▽

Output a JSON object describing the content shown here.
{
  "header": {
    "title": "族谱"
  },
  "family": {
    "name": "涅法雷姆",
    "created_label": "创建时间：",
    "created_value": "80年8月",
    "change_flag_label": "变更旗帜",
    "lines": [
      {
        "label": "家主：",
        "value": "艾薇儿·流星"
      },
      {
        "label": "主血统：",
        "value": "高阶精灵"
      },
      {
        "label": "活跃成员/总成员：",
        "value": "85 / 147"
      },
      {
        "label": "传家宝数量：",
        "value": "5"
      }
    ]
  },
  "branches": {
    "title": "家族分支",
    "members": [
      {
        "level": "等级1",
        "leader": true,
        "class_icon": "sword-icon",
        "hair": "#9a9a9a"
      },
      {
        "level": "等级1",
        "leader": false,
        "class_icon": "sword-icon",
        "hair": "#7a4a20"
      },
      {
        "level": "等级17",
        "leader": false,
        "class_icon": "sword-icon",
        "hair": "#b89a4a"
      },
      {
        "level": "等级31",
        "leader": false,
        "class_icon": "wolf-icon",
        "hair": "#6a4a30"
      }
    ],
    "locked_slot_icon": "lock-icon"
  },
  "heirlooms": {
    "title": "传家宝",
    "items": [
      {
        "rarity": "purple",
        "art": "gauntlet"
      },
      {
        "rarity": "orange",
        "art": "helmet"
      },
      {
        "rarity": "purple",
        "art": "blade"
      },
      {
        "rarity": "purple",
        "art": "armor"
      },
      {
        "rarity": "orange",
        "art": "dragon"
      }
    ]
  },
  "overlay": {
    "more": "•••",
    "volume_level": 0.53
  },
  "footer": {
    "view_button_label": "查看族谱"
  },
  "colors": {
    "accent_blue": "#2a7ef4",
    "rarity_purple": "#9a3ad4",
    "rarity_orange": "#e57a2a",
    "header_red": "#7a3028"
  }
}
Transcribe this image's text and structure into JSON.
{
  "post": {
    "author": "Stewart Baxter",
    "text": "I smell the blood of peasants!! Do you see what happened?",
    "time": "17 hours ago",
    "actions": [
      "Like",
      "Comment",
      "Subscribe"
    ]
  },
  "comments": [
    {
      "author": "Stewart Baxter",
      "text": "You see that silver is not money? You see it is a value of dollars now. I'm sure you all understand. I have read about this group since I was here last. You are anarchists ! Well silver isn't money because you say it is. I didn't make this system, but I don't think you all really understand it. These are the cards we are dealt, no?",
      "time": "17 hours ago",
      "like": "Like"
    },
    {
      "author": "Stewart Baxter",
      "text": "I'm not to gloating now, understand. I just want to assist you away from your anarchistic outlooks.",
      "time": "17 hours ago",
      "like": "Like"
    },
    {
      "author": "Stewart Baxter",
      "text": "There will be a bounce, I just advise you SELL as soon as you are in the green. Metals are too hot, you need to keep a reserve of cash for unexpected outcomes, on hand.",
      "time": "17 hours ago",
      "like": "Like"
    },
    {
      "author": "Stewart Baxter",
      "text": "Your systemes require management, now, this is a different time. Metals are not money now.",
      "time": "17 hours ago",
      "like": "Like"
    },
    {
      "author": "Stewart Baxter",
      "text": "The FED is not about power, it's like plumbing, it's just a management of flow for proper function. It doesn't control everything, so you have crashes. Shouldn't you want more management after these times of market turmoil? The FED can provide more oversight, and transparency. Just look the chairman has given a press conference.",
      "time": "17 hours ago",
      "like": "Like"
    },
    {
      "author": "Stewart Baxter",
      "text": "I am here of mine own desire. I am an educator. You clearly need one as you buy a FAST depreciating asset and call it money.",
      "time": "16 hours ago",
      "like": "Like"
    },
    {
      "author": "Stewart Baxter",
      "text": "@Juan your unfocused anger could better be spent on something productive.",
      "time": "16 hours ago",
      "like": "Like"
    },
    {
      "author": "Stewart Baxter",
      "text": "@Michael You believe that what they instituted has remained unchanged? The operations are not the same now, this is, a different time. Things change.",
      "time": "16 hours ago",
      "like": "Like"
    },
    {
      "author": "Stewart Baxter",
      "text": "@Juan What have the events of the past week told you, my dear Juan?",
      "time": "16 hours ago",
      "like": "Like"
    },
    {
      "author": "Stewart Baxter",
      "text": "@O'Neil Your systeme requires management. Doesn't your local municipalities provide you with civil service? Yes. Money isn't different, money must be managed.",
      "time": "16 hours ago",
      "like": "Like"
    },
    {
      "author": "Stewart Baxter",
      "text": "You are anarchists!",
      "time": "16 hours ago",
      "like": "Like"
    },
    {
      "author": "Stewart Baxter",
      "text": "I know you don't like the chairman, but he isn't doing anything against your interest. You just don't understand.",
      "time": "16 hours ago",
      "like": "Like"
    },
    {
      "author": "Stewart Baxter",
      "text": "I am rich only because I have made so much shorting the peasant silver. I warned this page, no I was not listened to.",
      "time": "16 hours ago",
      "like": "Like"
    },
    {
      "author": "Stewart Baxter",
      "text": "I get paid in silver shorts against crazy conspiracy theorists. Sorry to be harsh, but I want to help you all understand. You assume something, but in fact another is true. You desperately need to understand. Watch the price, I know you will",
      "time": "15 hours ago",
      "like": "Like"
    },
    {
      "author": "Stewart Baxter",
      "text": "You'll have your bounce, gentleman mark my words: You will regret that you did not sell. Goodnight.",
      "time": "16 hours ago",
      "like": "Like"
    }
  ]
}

△

• [PROMPT]:
Pull every line holding "anarchists" out of the records.

• [REPLY TO THE TASK]:
      "text": "You see that silver is not money? You see it is a value of dollars now. I'm sure you all understand. I have read about this group since I was here last. You are anarchists ! Well silver isn't money because you say it is. I didn't make this system, but I don't think you all really understand it. These are the cards we are dealt, no?",
      "text": "You are anarchists!",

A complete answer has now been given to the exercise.